──────── Provided entries ────────

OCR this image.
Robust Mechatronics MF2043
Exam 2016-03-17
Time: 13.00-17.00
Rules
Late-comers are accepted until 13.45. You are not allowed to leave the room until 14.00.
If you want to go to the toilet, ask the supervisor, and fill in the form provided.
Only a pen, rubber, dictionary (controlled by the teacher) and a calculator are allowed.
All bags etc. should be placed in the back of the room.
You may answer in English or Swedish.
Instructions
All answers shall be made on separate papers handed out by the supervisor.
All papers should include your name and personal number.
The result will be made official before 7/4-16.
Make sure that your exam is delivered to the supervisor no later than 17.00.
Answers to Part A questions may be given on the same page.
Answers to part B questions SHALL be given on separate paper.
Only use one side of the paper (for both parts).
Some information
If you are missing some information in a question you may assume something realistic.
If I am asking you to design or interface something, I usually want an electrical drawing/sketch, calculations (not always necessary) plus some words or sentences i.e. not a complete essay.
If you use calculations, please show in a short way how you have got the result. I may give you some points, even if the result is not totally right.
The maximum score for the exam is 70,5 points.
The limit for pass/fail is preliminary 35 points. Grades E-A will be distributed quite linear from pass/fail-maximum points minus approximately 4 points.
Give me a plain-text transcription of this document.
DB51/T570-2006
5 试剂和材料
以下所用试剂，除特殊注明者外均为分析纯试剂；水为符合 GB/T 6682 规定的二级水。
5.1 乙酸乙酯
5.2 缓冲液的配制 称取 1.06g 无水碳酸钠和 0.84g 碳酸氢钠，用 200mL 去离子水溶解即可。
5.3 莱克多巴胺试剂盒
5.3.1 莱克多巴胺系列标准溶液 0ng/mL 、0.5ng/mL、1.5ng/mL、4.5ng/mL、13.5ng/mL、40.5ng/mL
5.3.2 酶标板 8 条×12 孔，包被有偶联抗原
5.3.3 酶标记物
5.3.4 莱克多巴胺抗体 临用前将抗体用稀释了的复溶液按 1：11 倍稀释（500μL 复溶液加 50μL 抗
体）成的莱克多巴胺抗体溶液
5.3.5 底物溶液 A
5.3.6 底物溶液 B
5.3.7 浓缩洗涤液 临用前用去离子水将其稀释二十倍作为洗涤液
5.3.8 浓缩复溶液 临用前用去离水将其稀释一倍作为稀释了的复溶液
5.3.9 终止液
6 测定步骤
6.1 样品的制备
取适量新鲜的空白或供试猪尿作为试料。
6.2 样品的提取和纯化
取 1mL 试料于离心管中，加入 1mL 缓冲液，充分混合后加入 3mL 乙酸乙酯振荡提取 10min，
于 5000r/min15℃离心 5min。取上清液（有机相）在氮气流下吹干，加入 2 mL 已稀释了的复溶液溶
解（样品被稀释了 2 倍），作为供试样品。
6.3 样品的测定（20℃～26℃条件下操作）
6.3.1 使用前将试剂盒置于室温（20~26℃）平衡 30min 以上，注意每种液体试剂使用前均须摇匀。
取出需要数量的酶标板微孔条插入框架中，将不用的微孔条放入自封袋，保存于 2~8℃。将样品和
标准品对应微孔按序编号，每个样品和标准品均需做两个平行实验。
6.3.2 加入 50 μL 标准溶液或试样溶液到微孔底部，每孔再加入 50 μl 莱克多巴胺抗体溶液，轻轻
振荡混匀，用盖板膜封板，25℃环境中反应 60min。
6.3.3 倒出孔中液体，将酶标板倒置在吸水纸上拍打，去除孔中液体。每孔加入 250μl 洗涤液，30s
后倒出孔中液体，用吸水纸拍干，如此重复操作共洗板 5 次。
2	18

────────

_Your objective_
Point out every line holding the string "calculations" and copy it.

_Response to the task_
If I am asking you to design or interface something, I usually want an electrical drawing/sketch, calculations (not always necessary) plus some words or sentences i.e. not a complete essay.
If you use calculations, please show in a short way how you have got the result. I may give you some points, even if the result is not totally right.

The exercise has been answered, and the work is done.